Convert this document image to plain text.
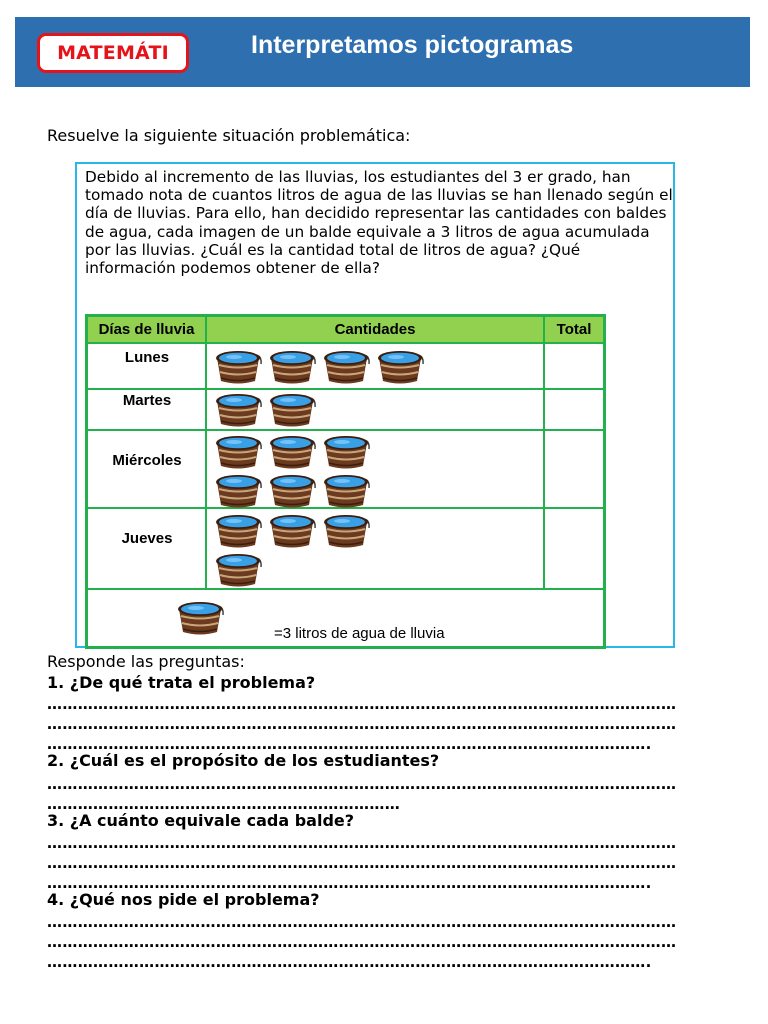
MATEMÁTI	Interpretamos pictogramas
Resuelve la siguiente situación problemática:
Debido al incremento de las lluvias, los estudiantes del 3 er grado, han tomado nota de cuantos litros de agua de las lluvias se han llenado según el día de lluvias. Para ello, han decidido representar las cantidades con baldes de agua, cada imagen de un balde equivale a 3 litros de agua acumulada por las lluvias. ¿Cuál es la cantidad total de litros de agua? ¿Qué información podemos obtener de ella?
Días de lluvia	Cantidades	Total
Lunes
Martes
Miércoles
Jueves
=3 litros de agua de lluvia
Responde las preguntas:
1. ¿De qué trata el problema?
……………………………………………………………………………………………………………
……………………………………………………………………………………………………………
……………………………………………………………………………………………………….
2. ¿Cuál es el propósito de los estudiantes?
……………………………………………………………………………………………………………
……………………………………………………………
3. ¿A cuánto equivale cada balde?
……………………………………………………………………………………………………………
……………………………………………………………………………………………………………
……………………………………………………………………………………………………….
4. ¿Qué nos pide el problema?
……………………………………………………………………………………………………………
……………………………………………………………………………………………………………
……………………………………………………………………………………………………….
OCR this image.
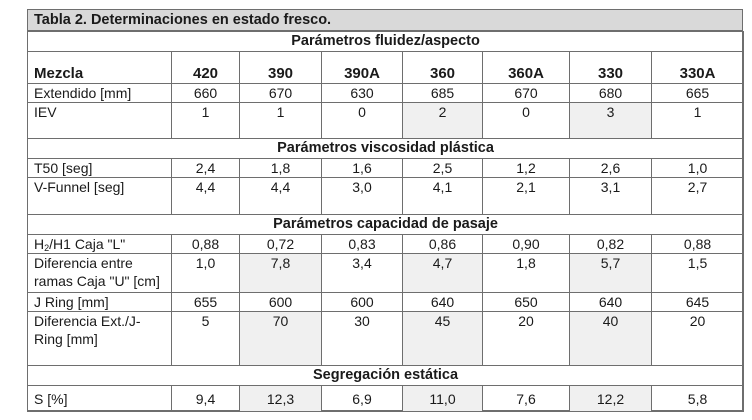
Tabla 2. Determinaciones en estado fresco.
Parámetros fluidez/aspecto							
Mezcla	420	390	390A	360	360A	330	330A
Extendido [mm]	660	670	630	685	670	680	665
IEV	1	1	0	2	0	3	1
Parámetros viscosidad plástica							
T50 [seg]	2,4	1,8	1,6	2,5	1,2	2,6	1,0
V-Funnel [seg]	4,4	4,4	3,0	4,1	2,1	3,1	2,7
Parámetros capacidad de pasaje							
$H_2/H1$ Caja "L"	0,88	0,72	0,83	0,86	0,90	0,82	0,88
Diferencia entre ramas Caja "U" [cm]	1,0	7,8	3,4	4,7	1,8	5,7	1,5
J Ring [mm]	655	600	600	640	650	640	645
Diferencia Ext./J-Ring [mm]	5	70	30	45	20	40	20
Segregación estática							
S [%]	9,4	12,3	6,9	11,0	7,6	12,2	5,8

++++++++++

→ **What is required**
Extract, from the listing above, every line where the string "Diferencia" occurs.

→ **Result**
Diferencia entre ramas Caja "U" [cm]	1,0	7,8	3,4	4,7	1,8	5,7	1,5
Diferencia Ext./J-Ring [mm]	5	70	30	45	20	40	20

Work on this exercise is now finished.